TASK INSTRUCTIONS
Emit only the lines from the line containing "Transcribe this image's" through the last line of the entries, unchanged.

Dataset records
»»

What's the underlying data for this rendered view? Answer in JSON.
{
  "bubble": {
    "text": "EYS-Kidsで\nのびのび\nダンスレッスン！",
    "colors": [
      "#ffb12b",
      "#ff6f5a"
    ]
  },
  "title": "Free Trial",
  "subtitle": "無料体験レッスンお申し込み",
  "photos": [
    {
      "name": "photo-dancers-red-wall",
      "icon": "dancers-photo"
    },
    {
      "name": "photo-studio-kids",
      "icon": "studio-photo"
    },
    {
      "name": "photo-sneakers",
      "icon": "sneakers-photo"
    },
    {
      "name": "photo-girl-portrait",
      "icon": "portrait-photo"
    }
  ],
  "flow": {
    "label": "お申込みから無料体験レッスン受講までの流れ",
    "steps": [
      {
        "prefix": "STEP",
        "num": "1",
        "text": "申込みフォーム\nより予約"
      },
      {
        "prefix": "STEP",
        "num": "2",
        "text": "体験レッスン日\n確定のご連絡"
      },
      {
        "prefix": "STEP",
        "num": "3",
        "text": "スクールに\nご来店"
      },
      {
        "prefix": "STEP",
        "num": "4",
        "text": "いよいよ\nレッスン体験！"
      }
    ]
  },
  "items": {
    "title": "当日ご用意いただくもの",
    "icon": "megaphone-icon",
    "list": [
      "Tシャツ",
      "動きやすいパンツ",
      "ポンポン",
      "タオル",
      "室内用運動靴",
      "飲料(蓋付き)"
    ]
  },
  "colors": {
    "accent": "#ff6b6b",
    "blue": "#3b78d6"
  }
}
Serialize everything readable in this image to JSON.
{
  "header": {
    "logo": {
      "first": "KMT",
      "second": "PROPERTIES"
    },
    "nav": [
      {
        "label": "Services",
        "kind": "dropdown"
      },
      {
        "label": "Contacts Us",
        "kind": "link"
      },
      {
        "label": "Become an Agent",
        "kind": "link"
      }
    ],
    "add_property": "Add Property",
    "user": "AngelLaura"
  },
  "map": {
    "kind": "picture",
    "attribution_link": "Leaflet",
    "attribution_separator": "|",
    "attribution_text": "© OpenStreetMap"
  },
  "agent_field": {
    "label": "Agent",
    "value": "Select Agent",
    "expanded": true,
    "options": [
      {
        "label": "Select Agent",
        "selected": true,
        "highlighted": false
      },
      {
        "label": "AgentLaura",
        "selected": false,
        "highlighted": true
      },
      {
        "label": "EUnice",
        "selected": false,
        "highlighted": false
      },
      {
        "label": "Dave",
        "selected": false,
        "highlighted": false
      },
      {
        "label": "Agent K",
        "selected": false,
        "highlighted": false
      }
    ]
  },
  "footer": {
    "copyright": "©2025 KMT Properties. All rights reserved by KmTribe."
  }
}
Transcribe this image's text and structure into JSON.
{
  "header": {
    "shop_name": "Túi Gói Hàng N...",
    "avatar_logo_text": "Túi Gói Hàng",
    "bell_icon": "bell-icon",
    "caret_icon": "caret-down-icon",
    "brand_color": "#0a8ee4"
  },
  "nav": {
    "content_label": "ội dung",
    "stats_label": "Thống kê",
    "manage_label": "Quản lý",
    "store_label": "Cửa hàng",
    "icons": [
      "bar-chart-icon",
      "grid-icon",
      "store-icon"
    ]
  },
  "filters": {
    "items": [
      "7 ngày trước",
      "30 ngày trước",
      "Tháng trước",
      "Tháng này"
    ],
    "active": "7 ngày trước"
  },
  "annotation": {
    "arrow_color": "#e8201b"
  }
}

««

TASK RESPONSE
Transcribe this image's text and structure into JSON.
{
  "header": {
    "shop_name": "Túi Gói Hàng N...",
    "avatar_logo_text": "Túi Gói Hàng",
    "bell_icon": "bell-icon",
    "caret_icon": "caret-down-icon",
    "brand_color": "#0a8ee4"
  },
  "nav": {
    "content_label": "ội dung",
    "stats_label": "Thống kê",
    "manage_label": "Quản lý",
    "store_label": "Cửa hàng",
    "icons": [
      "bar-chart-icon",
      "grid-icon",
      "store-icon"
    ]
  },
  "filters": {
    "items": [
      "7 ngày trước",
      "30 ngày trước",
      "Tháng trước",
      "Tháng này"
    ],
    "active": "7 ngày trước"
  },
  "annotation": {
    "arrow_color": "#e8201b"
  }
}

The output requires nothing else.